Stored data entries
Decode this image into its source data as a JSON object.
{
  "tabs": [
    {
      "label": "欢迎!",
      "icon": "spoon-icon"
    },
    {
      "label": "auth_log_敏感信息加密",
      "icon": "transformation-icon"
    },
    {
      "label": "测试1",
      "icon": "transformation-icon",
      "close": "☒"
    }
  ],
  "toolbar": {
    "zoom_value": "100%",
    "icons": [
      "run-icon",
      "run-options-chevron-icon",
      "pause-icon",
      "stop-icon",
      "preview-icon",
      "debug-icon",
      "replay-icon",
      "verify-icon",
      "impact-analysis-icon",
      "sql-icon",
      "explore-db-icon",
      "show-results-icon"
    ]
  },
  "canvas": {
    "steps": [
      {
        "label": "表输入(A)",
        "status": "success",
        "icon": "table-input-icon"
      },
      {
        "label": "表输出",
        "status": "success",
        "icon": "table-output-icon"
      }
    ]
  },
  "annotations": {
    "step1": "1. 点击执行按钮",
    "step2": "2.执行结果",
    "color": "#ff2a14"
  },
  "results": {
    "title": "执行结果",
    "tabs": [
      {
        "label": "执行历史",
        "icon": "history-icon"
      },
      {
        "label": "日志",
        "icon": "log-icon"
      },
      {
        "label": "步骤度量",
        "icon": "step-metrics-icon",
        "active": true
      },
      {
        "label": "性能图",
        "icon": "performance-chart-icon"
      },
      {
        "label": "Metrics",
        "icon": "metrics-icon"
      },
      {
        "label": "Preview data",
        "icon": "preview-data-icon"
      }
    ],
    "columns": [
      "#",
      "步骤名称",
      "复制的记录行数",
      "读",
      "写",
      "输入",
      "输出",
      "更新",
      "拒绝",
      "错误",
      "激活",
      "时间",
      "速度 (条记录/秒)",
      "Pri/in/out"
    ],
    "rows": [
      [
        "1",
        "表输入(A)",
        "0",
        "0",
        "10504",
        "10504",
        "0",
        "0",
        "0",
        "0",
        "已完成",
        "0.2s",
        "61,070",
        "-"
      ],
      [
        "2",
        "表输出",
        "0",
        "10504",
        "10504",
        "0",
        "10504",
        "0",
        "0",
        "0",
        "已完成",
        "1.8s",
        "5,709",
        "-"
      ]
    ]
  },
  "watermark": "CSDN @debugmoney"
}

### AIM:
Copy all the entries verbatim.

### COMPLETE RESPONSE:
Decode this image into its source data as a JSON object.
{
  "tabs": [
    {
      "label": "欢迎!",
      "icon": "spoon-icon"
    },
    {
      "label": "auth_log_敏感信息加密",
      "icon": "transformation-icon"
    },
    {
      "label": "测试1",
      "icon": "transformation-icon",
      "close": "☒"
    }
  ],
  "toolbar": {
    "zoom_value": "100%",
    "icons": [
      "run-icon",
      "run-options-chevron-icon",
      "pause-icon",
      "stop-icon",
      "preview-icon",
      "debug-icon",
      "replay-icon",
      "verify-icon",
      "impact-analysis-icon",
      "sql-icon",
      "explore-db-icon",
      "show-results-icon"
    ]
  },
  "canvas": {
    "steps": [
      {
        "label": "表输入(A)",
        "status": "success",
        "icon": "table-input-icon"
      },
      {
        "label": "表输出",
        "status": "success",
        "icon": "table-output-icon"
      }
    ]
  },
  "annotations": {
    "step1": "1. 点击执行按钮",
    "step2": "2.执行结果",
    "color": "#ff2a14"
  },
  "results": {
    "title": "执行结果",
    "tabs": [
      {
        "label": "执行历史",
        "icon": "history-icon"
      },
      {
        "label": "日志",
        "icon": "log-icon"
      },
      {
        "label": "步骤度量",
        "icon": "step-metrics-icon",
        "active": true
      },
      {
        "label": "性能图",
        "icon": "performance-chart-icon"
      },
      {
        "label": "Metrics",
        "icon": "metrics-icon"
      },
      {
        "label": "Preview data",
        "icon": "preview-data-icon"
      }
    ],
    "columns": [
      "#",
      "步骤名称",
      "复制的记录行数",
      "读",
      "写",
      "输入",
      "输出",
      "更新",
      "拒绝",
      "错误",
      "激活",
      "时间",
      "速度 (条记录/秒)",
      "Pri/in/out"
    ],
    "rows": [
      [
        "1",
        "表输入(A)",
        "0",
        "0",
        "10504",
        "10504",
        "0",
        "0",
        "0",
        "0",
        "已完成",
        "0.2s",
        "61,070",
        "-"
      ],
      [
        "2",
        "表输出",
        "0",
        "10504",
        "10504",
        "0",
        "10504",
        "0",
        "0",
        "0",
        "已完成",
        "1.8s",
        "5,709",
        "-"
      ]
    ]
  },
  "watermark": "CSDN @debugmoney"
}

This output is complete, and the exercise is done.